Do this >>
Reproduce verbatim the entries from the very first line through the line containing "equals-sign: =: [779, 593, 810, 634]", including both ends.

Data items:
______________________________

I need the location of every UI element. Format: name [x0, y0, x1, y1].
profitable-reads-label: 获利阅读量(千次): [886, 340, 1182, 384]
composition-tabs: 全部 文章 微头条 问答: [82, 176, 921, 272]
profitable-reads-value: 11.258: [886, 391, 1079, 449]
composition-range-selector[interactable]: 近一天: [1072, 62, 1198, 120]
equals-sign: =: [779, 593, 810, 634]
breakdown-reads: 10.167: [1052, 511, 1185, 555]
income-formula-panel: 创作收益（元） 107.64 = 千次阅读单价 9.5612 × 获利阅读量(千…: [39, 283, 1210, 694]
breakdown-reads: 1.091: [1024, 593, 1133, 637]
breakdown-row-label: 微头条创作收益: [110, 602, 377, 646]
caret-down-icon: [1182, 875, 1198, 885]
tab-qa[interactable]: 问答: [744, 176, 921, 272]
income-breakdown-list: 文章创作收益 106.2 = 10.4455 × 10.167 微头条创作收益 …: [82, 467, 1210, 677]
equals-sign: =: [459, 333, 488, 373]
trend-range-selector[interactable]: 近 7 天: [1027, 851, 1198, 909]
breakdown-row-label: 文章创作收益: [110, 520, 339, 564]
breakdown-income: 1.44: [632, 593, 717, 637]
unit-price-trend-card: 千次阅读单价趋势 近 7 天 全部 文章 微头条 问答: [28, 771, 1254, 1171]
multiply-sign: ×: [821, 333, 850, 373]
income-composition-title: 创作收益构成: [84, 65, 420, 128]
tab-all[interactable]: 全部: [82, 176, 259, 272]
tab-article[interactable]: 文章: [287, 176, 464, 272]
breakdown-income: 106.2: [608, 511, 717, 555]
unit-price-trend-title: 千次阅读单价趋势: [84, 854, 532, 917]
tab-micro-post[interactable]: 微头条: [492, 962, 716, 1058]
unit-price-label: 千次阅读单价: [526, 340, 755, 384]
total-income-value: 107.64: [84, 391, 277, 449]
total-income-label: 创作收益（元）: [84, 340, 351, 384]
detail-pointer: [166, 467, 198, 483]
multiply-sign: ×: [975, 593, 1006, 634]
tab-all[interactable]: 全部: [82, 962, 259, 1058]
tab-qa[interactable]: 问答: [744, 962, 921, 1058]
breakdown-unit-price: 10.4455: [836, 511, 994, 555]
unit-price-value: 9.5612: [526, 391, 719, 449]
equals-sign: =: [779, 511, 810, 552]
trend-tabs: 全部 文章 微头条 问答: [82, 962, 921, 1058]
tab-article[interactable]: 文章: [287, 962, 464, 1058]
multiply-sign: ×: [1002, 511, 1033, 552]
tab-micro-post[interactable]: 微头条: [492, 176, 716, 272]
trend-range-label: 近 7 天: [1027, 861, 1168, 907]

______________________________

Finished task >>
I need the location of every UI element. Format: name [x0, y0, x1, y1].
profitable-reads-label: 获利阅读量(千次): [886, 340, 1182, 384]
composition-tabs: 全部 文章 微头条 问答: [82, 176, 921, 272]
profitable-reads-value: 11.258: [886, 391, 1079, 449]
composition-range-selector[interactable]: 近一天: [1072, 62, 1198, 120]
equals-sign: =: [779, 593, 810, 634]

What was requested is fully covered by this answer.